Directions for this task —
Search the material below for the string "semi" and extract each line that has it.

Extracted entries —
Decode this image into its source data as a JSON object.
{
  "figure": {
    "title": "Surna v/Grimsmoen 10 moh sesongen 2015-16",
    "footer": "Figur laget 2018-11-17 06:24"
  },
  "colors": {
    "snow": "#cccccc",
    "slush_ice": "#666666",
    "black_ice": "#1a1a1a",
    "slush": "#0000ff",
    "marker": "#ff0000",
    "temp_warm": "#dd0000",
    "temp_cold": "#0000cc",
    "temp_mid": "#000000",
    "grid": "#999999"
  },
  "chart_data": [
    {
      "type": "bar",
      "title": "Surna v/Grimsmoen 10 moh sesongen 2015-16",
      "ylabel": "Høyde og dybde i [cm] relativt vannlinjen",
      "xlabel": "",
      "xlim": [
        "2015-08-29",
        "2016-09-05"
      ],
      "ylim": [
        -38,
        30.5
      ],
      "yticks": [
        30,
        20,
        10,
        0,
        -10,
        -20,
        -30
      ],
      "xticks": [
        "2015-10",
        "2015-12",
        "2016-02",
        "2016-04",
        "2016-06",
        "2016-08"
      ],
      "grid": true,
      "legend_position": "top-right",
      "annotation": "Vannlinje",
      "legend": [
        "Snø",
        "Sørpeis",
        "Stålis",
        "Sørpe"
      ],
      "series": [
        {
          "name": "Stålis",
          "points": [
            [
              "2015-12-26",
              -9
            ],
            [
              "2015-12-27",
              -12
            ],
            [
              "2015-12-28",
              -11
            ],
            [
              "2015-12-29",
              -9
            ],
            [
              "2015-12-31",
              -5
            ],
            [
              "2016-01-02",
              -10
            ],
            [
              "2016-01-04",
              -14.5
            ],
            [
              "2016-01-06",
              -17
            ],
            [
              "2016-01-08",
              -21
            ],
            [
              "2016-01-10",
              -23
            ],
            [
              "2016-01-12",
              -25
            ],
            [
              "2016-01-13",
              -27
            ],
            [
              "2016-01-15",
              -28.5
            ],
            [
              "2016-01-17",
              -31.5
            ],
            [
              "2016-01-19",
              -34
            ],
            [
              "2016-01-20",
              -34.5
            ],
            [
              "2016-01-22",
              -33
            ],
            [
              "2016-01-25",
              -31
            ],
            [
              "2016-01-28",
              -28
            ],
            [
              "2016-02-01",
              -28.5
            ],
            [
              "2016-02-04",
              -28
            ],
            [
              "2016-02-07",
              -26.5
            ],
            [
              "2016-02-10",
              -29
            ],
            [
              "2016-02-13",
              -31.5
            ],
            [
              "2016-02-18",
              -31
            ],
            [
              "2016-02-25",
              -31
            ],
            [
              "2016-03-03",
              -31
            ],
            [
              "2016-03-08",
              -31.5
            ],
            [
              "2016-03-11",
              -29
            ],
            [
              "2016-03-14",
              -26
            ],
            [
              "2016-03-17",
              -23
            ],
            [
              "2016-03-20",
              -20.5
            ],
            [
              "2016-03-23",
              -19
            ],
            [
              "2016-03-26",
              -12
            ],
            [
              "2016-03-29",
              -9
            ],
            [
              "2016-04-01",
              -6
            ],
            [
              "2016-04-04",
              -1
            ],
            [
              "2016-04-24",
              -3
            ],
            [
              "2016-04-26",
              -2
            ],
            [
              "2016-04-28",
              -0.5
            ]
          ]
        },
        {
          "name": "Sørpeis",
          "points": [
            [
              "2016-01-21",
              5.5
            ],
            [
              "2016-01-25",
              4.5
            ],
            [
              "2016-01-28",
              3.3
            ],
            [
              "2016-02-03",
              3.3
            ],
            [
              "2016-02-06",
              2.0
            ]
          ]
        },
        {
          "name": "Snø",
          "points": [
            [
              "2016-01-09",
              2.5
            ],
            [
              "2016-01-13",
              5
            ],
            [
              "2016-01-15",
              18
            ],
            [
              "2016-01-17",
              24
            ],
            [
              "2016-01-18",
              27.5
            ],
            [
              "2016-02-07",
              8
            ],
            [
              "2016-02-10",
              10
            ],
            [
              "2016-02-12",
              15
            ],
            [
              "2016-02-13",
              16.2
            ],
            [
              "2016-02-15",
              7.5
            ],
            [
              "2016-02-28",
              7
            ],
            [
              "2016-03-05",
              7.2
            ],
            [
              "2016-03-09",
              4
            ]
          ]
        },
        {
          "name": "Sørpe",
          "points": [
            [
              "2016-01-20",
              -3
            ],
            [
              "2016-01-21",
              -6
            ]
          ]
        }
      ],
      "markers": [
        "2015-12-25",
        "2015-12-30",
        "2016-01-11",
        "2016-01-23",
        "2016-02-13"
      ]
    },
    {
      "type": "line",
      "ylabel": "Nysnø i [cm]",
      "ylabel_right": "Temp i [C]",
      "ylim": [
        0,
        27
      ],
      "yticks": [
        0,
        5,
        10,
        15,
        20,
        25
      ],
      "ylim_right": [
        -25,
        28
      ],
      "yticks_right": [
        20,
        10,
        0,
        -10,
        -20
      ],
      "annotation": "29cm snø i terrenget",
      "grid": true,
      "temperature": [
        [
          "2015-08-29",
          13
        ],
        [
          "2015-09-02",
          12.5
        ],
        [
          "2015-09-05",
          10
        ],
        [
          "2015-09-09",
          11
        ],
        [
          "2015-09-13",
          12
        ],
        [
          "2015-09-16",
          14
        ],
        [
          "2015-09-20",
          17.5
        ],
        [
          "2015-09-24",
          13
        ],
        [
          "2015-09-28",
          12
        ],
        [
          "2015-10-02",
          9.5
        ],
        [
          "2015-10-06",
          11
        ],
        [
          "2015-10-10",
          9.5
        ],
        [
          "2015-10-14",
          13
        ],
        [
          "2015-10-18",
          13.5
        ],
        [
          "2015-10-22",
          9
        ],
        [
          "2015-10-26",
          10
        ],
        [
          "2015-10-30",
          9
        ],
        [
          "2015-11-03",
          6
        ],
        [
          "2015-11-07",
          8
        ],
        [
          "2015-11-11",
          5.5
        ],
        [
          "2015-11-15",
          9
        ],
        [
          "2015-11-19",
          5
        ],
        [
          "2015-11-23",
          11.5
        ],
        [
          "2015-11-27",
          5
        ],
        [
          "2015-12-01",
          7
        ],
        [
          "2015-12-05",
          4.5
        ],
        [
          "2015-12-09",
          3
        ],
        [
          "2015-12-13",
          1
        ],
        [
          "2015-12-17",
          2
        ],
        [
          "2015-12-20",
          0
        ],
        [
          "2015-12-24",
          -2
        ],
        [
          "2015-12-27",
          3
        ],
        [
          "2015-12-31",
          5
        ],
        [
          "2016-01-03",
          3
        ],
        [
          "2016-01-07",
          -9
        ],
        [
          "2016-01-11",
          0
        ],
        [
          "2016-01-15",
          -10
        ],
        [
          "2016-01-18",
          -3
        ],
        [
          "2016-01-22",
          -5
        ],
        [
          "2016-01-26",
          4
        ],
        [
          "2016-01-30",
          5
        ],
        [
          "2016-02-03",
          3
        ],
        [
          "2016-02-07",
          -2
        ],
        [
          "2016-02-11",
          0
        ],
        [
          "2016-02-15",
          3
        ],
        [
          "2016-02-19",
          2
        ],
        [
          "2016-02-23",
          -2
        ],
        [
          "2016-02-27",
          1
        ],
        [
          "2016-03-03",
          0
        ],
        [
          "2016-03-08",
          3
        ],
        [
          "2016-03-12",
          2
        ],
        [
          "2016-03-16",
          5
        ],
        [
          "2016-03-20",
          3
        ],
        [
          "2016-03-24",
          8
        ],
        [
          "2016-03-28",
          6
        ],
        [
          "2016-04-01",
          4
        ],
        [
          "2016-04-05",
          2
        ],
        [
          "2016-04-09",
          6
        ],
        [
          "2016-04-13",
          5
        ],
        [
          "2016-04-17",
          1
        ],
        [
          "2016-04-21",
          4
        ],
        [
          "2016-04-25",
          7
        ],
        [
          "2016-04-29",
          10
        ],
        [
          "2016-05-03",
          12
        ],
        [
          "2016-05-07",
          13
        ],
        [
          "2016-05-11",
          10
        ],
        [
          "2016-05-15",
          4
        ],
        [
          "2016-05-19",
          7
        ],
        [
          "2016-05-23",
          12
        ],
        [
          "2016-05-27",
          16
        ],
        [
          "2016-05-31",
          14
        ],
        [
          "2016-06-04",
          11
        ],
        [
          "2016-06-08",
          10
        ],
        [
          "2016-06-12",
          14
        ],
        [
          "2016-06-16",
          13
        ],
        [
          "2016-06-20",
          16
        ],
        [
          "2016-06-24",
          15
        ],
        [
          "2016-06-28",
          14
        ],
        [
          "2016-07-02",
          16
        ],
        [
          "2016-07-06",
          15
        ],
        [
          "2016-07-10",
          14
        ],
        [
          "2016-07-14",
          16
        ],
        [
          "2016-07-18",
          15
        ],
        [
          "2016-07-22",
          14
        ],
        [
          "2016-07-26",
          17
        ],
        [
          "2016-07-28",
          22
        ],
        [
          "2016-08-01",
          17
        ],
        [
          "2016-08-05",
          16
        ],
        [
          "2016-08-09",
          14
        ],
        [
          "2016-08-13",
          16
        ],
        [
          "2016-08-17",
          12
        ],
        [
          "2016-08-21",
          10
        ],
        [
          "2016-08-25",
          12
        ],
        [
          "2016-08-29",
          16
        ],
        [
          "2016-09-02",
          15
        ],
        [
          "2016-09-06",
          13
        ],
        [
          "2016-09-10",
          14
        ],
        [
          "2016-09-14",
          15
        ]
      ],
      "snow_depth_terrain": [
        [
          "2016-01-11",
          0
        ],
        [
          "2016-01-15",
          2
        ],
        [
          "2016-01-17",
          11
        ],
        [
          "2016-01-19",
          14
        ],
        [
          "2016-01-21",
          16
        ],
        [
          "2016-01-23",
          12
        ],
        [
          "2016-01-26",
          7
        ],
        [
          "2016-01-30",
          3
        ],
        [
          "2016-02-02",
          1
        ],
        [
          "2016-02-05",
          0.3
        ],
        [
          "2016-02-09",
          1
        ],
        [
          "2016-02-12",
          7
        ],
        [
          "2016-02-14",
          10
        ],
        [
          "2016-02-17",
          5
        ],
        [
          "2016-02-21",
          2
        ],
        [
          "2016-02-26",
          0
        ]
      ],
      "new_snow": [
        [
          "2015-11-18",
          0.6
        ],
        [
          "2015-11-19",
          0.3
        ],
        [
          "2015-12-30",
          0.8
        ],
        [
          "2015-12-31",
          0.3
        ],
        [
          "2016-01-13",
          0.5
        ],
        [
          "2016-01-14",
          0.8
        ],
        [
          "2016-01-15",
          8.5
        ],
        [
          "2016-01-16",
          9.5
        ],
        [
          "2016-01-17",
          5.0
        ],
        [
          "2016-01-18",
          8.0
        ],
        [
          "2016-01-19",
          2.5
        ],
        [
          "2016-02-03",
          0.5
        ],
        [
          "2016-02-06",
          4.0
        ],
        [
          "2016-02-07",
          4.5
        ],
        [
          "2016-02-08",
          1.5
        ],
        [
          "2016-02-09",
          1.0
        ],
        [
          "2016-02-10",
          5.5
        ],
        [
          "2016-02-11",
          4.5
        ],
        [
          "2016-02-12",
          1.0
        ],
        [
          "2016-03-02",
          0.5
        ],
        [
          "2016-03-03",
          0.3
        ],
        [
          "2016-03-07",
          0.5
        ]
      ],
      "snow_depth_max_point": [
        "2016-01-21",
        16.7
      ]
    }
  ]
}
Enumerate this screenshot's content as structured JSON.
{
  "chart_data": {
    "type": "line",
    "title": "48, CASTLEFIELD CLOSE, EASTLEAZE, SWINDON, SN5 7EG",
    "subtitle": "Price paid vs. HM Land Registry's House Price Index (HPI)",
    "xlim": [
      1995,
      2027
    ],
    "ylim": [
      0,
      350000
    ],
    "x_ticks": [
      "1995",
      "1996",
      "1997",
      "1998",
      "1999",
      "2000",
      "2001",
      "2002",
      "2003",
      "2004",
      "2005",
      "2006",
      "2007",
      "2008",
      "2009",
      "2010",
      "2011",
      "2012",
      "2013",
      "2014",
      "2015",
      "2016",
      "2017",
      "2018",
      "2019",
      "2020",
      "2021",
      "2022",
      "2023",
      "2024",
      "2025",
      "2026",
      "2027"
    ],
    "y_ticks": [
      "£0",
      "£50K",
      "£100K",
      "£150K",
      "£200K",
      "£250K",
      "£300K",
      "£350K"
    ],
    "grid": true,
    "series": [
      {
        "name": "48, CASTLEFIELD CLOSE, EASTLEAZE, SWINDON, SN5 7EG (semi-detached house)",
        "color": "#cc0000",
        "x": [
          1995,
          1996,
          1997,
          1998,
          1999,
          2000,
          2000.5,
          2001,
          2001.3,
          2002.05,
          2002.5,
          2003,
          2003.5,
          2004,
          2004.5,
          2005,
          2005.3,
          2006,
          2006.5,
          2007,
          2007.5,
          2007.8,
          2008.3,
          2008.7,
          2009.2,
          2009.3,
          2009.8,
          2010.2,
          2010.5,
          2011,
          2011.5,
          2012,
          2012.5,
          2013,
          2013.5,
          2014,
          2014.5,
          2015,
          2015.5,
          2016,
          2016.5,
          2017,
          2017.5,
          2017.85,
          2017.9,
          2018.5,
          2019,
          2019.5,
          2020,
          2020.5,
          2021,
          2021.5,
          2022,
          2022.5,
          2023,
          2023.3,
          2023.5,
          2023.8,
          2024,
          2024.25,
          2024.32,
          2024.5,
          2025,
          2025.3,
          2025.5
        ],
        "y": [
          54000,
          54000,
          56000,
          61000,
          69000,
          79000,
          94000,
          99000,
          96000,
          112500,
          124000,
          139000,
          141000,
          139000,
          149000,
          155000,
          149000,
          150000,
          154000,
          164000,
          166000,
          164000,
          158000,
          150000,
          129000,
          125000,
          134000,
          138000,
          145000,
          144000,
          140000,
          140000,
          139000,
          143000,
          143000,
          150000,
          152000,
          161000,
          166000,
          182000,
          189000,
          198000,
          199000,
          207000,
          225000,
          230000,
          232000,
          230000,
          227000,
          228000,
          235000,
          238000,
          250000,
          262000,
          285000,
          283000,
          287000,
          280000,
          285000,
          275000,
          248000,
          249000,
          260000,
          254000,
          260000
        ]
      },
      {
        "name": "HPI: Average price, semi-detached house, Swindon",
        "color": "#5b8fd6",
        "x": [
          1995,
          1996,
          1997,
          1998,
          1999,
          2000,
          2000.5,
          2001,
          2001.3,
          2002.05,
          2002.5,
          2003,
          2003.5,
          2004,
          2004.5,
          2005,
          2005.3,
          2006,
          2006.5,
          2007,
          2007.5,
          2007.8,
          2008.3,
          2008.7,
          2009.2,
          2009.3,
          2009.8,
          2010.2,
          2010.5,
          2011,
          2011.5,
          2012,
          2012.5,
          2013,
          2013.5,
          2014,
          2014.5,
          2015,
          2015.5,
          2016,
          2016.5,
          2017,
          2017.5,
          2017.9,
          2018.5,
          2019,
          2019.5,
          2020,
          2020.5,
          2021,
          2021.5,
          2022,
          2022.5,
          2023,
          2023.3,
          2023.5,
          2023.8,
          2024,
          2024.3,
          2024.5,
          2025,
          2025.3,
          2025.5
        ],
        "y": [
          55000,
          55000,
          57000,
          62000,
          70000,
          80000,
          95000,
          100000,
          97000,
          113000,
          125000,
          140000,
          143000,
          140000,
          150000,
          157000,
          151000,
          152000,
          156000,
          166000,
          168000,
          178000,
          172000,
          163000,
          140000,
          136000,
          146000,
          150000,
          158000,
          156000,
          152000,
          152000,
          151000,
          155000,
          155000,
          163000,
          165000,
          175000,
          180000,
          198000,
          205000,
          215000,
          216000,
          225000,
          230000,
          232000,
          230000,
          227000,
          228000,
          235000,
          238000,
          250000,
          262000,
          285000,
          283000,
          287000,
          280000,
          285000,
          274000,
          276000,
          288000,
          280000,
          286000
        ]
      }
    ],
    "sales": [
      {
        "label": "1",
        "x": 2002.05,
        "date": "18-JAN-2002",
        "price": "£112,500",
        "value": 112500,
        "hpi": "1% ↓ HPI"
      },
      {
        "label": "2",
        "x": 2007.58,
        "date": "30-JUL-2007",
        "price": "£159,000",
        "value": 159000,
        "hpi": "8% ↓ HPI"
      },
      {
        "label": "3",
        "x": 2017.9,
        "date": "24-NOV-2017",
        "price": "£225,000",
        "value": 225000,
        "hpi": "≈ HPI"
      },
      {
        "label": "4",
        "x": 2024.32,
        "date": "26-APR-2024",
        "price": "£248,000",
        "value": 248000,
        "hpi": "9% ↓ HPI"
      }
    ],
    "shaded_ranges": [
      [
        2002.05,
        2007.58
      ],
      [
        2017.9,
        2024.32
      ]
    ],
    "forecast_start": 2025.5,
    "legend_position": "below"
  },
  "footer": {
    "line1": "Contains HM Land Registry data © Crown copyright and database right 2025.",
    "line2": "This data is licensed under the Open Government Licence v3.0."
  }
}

The output —
        "name": "48, CASTLEFIELD CLOSE, EASTLEAZE, SWINDON, SN5 7EG (semi-detached house)",
        "name": "HPI: Average price, semi-detached house, Swindon",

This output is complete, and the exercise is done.